- _Instructions for the task_: Of the lines in this listing, how many contain the word "ylabel"? Give the number and nothing else.

- _Raw data_:
__________
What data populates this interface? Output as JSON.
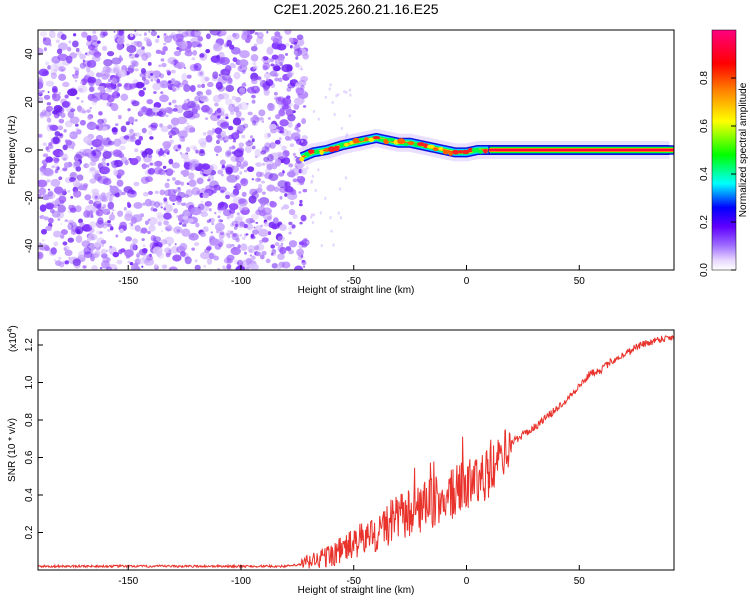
{
  "title": "C2E1.2025.260.21.16.E25",
  "colors": {
    "snr_line": "#e8322b",
    "axis": "#000000",
    "colorbar": [
      "#ffffff",
      "#c8a8ff",
      "#7a00ff",
      "#0000ff",
      "#00ffff",
      "#00ff00",
      "#ffff00",
      "#ff8000",
      "#ff0000",
      "#ff0080"
    ]
  },
  "chart_data": [
    {
      "type": "heatmap",
      "name": "spectrogram",
      "xlabel": "Height of straight line (km)",
      "ylabel": "Frequency (Hz)",
      "xlim": [
        -190,
        92
      ],
      "ylim": [
        -50,
        50
      ],
      "xticks": [
        -150,
        -100,
        -50,
        0,
        50
      ],
      "yticks": [
        -40,
        -20,
        0,
        20,
        40
      ],
      "noise_region_x": [
        -190,
        -73
      ],
      "signal_start_x": -73,
      "signal_track": {
        "x": [
          -73,
          -68,
          -62,
          -55,
          -50,
          -45,
          -40,
          -35,
          -30,
          -25,
          -20,
          -15,
          -10,
          -5,
          0,
          5,
          10,
          15,
          90
        ],
        "y": [
          -3,
          -1,
          0,
          2,
          3,
          4,
          5,
          4,
          3,
          3,
          2,
          1,
          0,
          -1,
          -1,
          0,
          0,
          0,
          0
        ]
      },
      "colorbar": {
        "label": "Normalized spectral amplitude",
        "range": [
          0,
          1
        ],
        "ticks": [
          "0.0",
          "0.2",
          "0.4",
          "0.6",
          "0.8"
        ]
      }
    },
    {
      "type": "line",
      "name": "snr",
      "xlabel": "Height of straight line (km)",
      "ylabel": "SNR (10 * v/v)",
      "multiplier_label": "(x10",
      "multiplier_exp": "4",
      "multiplier_close": ")",
      "xlim": [
        -190,
        92
      ],
      "ylim": [
        0,
        1.28
      ],
      "xticks": [
        -150,
        -100,
        -50,
        0,
        50
      ],
      "yticks": [
        "0.2",
        "0.4",
        "0.6",
        "0.8",
        "1.0",
        "1.2"
      ],
      "trend": {
        "x": [
          -190,
          -80,
          -73,
          -60,
          -50,
          -40,
          -30,
          -20,
          -10,
          0,
          10,
          20,
          30,
          40,
          50,
          55,
          60,
          65,
          70,
          75,
          80,
          85,
          90
        ],
        "y": [
          0.02,
          0.02,
          0.03,
          0.08,
          0.14,
          0.2,
          0.28,
          0.33,
          0.38,
          0.45,
          0.52,
          0.68,
          0.76,
          0.86,
          0.98,
          1.05,
          1.07,
          1.12,
          1.15,
          1.19,
          1.21,
          1.23,
          1.24
        ]
      }
    }
  ]
}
__________
- _Response_: 2